■ Data for the task

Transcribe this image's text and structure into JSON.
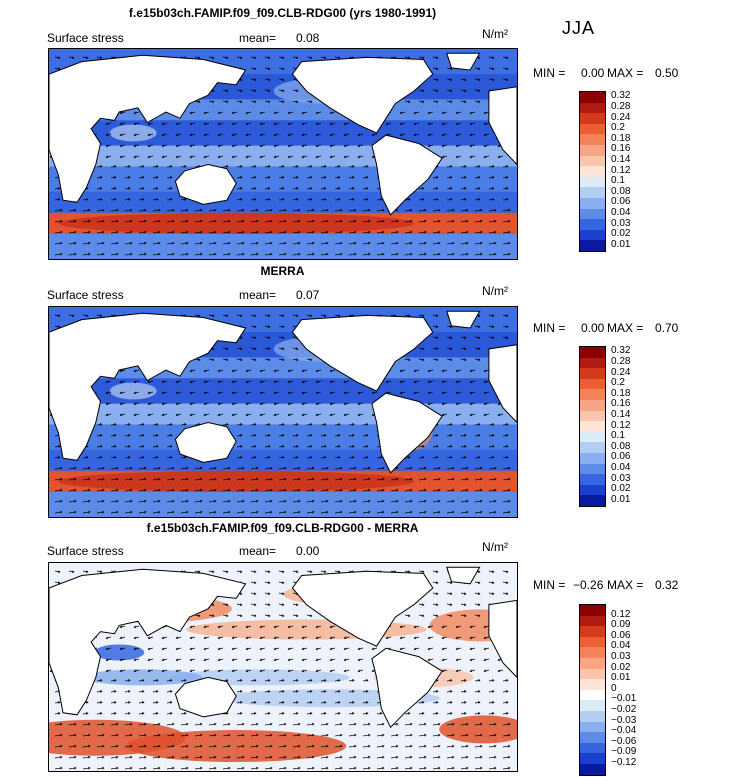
{
  "season": "JJA",
  "units_label": "N/m²",
  "panels": [
    {
      "title": "f.e15b03ch.FAMIP.f09_f09.CLB-RDG00 (yrs 1980-1991)",
      "variable_label": "Surface stress",
      "mean_label": "mean=",
      "mean_value": "0.08",
      "min_label": "MIN =",
      "min_value": "0.00",
      "max_label": "MAX =",
      "max_value": "0.50",
      "levels": [
        "0.32",
        "0.28",
        "0.24",
        "0.2",
        "0.18",
        "0.16",
        "0.14",
        "0.12",
        "0.1",
        "0.08",
        "0.06",
        "0.04",
        "0.03",
        "0.02",
        "0.01"
      ],
      "colors": [
        "#8b0000",
        "#b21a10",
        "#d43a1e",
        "#ea5f35",
        "#f3845a",
        "#f7a585",
        "#f9c5ad",
        "#fde4d6",
        "#ddebf7",
        "#b4cdf2",
        "#8aaeee",
        "#5c8ce8",
        "#3566e0",
        "#1b3fcf",
        "#0a1aa0"
      ]
    },
    {
      "title": "MERRA",
      "variable_label": "Surface stress",
      "mean_label": "mean=",
      "mean_value": "0.07",
      "min_label": "MIN =",
      "min_value": "0.00",
      "max_label": "MAX =",
      "max_value": "0.70",
      "levels": [
        "0.32",
        "0.28",
        "0.24",
        "0.2",
        "0.18",
        "0.16",
        "0.14",
        "0.12",
        "0.1",
        "0.08",
        "0.06",
        "0.04",
        "0.03",
        "0.02",
        "0.01"
      ],
      "colors": [
        "#8b0000",
        "#b21a10",
        "#d43a1e",
        "#ea5f35",
        "#f3845a",
        "#f7a585",
        "#f9c5ad",
        "#fde4d6",
        "#ddebf7",
        "#b4cdf2",
        "#8aaeee",
        "#5c8ce8",
        "#3566e0",
        "#1b3fcf",
        "#0a1aa0"
      ]
    },
    {
      "title": "f.e15b03ch.FAMIP.f09_f09.CLB-RDG00 - MERRA",
      "variable_label": "Surface stress",
      "mean_label": "mean=",
      "mean_value": "0.00",
      "min_label": "MIN =",
      "min_value": "−0.26",
      "max_label": "MAX =",
      "max_value": "0.32",
      "levels": [
        "0.12",
        "0.09",
        "0.06",
        "0.04",
        "0.03",
        "0.02",
        "0.01",
        "0",
        "−0.01",
        "−0.02",
        "−0.03",
        "−0.04",
        "−0.06",
        "−0.09",
        "−0.12"
      ],
      "colors": [
        "#8b0000",
        "#b21a10",
        "#d43a1e",
        "#ea5f35",
        "#f3845a",
        "#f7a585",
        "#f9c5ad",
        "#fde4d6",
        "#ffffff",
        "#ddebf7",
        "#b4cdf2",
        "#8aaeee",
        "#5c8ce8",
        "#3566e0",
        "#1b3fcf",
        "#0a1aa0"
      ]
    }
  ],
  "chart_data": [
    {
      "type": "heatmap",
      "title": "f.e15b03ch.FAMIP.f09_f09.CLB-RDG00 (yrs 1980-1991)",
      "variable": "Surface stress",
      "units": "N/m²",
      "season": "JJA",
      "mean": 0.08,
      "min": 0.0,
      "max": 0.5,
      "contour_levels": [
        0.01,
        0.02,
        0.03,
        0.04,
        0.06,
        0.08,
        0.1,
        0.12,
        0.14,
        0.16,
        0.18,
        0.2,
        0.24,
        0.28,
        0.32
      ]
    },
    {
      "type": "heatmap",
      "title": "MERRA",
      "variable": "Surface stress",
      "units": "N/m²",
      "season": "JJA",
      "mean": 0.07,
      "min": 0.0,
      "max": 0.7,
      "contour_levels": [
        0.01,
        0.02,
        0.03,
        0.04,
        0.06,
        0.08,
        0.1,
        0.12,
        0.14,
        0.16,
        0.18,
        0.2,
        0.24,
        0.28,
        0.32
      ]
    },
    {
      "type": "heatmap",
      "title": "f.e15b03ch.FAMIP.f09_f09.CLB-RDG00 - MERRA",
      "variable": "Surface stress",
      "units": "N/m²",
      "season": "JJA",
      "mean": 0.0,
      "min": -0.26,
      "max": 0.32,
      "contour_levels": [
        -0.12,
        -0.09,
        -0.06,
        -0.04,
        -0.03,
        -0.02,
        -0.01,
        0,
        0.01,
        0.02,
        0.03,
        0.04,
        0.06,
        0.09,
        0.12
      ]
    }
  ]
}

■ Aim of the task
Set the data above down again exactly as given, with no pictures.

■ Output
Transcribe this image's text and structure into JSON.
{
  "season": "JJA",
  "units_label": "N/m²",
  "panels": [
    {
      "title": "f.e15b03ch.FAMIP.f09_f09.CLB-RDG00 (yrs 1980-1991)",
      "variable_label": "Surface stress",
      "mean_label": "mean=",
      "mean_value": "0.08",
      "min_label": "MIN =",
      "min_value": "0.00",
      "max_label": "MAX =",
      "max_value": "0.50",
      "levels": [
        "0.32",
        "0.28",
        "0.24",
        "0.2",
        "0.18",
        "0.16",
        "0.14",
        "0.12",
        "0.1",
        "0.08",
        "0.06",
        "0.04",
        "0.03",
        "0.02",
        "0.01"
      ],
      "colors": [
        "#8b0000",
        "#b21a10",
        "#d43a1e",
        "#ea5f35",
        "#f3845a",
        "#f7a585",
        "#f9c5ad",
        "#fde4d6",
        "#ddebf7",
        "#b4cdf2",
        "#8aaeee",
        "#5c8ce8",
        "#3566e0",
        "#1b3fcf",
        "#0a1aa0"
      ]
    },
    {
      "title": "MERRA",
      "variable_label": "Surface stress",
      "mean_label": "mean=",
      "mean_value": "0.07",
      "min_label": "MIN =",
      "min_value": "0.00",
      "max_label": "MAX =",
      "max_value": "0.70",
      "levels": [
        "0.32",
        "0.28",
        "0.24",
        "0.2",
        "0.18",
        "0.16",
        "0.14",
        "0.12",
        "0.1",
        "0.08",
        "0.06",
        "0.04",
        "0.03",
        "0.02",
        "0.01"
      ],
      "colors": [
        "#8b0000",
        "#b21a10",
        "#d43a1e",
        "#ea5f35",
        "#f3845a",
        "#f7a585",
        "#f9c5ad",
        "#fde4d6",
        "#ddebf7",
        "#b4cdf2",
        "#8aaeee",
        "#5c8ce8",
        "#3566e0",
        "#1b3fcf",
        "#0a1aa0"
      ]
    },
    {
      "title": "f.e15b03ch.FAMIP.f09_f09.CLB-RDG00 - MERRA",
      "variable_label": "Surface stress",
      "mean_label": "mean=",
      "mean_value": "0.00",
      "min_label": "MIN =",
      "min_value": "−0.26",
      "max_label": "MAX =",
      "max_value": "0.32",
      "levels": [
        "0.12",
        "0.09",
        "0.06",
        "0.04",
        "0.03",
        "0.02",
        "0.01",
        "0",
        "−0.01",
        "−0.02",
        "−0.03",
        "−0.04",
        "−0.06",
        "−0.09",
        "−0.12"
      ],
      "colors": [
        "#8b0000",
        "#b21a10",
        "#d43a1e",
        "#ea5f35",
        "#f3845a",
        "#f7a585",
        "#f9c5ad",
        "#fde4d6",
        "#ffffff",
        "#ddebf7",
        "#b4cdf2",
        "#8aaeee",
        "#5c8ce8",
        "#3566e0",
        "#1b3fcf",
        "#0a1aa0"
      ]
    }
  ],
  "chart_data": [
    {
      "type": "heatmap",
      "title": "f.e15b03ch.FAMIP.f09_f09.CLB-RDG00 (yrs 1980-1991)",
      "variable": "Surface stress",
      "units": "N/m²",
      "season": "JJA",
      "mean": 0.08,
      "min": 0.0,
      "max": 0.5,
      "contour_levels": [
        0.01,
        0.02,
        0.03,
        0.04,
        0.06,
        0.08,
        0.1,
        0.12,
        0.14,
        0.16,
        0.18,
        0.2,
        0.24,
        0.28,
        0.32
      ]
    },
    {
      "type": "heatmap",
      "title": "MERRA",
      "variable": "Surface stress",
      "units": "N/m²",
      "season": "JJA",
      "mean": 0.07,
      "min": 0.0,
      "max": 0.7,
      "contour_levels": [
        0.01,
        0.02,
        0.03,
        0.04,
        0.06,
        0.08,
        0.1,
        0.12,
        0.14,
        0.16,
        0.18,
        0.2,
        0.24,
        0.28,
        0.32
      ]
    },
    {
      "type": "heatmap",
      "title": "f.e15b03ch.FAMIP.f09_f09.CLB-RDG00 - MERRA",
      "variable": "Surface stress",
      "units": "N/m²",
      "season": "JJA",
      "mean": 0.0,
      "min": -0.26,
      "max": 0.32,
      "contour_levels": [
        -0.12,
        -0.09,
        -0.06,
        -0.04,
        -0.03,
        -0.02,
        -0.01,
        0,
        0.01,
        0.02,
        0.03,
        0.04,
        0.06,
        0.09,
        0.12
      ]
    }
  ]
}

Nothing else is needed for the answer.